Written task ::
Gather each line of the entries below that includes "Loran".

Provided information ::
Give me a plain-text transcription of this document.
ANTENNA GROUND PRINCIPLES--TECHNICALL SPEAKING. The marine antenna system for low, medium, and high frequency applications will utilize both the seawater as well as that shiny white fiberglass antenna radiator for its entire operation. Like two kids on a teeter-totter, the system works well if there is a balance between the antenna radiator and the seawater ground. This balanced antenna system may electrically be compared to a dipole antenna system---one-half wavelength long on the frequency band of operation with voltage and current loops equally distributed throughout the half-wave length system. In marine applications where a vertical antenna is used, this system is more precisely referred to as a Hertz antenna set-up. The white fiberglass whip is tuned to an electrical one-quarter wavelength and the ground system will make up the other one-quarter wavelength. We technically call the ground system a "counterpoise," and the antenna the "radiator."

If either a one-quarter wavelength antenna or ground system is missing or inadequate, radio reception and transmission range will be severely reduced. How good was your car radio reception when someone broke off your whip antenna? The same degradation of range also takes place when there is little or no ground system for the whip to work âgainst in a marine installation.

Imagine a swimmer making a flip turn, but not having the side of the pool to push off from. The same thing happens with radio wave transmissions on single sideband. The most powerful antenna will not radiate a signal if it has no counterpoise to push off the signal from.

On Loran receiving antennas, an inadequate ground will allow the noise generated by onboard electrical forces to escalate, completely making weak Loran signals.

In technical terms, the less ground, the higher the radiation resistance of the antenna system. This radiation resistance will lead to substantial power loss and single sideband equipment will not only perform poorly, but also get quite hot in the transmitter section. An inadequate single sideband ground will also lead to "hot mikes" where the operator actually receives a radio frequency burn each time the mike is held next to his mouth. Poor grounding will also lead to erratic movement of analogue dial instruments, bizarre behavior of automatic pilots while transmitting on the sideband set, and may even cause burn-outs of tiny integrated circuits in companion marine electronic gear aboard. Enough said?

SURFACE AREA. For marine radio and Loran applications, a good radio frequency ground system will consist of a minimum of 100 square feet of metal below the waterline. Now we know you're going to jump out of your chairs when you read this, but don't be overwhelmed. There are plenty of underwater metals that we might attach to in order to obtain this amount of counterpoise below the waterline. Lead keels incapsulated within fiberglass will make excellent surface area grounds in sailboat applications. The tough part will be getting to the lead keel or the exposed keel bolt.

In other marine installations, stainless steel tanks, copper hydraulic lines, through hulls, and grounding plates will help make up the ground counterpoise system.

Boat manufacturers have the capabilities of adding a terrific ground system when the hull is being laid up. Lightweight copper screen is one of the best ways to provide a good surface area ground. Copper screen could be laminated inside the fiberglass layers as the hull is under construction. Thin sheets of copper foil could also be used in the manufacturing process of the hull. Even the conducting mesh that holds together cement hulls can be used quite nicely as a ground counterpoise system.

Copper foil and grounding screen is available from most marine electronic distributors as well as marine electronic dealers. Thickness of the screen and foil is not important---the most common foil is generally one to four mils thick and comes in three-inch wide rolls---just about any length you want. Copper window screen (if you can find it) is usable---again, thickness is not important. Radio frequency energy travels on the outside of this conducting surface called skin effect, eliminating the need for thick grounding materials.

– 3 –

Output below ::
On Loran receiving antennas, an inadequate ground will allow the noise generated by onboard electrical forces to escalate, completely making weak Loran signals.
SURFACE AREA. For marine radio and Loran applications, a good radio frequency ground system will consist of a minimum of 100 square feet of metal below the waterline. Now we know you're going to jump out of your chairs when you read this, but don't be overwhelmed. There are plenty of underwater metals that we might attach to in order to obtain this amount of counterpoise below the waterline. Lead keels incapsulated within fiberglass will make excellent surface area grounds in sailboat applications. The tough part will be getting to the lead keel or the exposed keel bolt.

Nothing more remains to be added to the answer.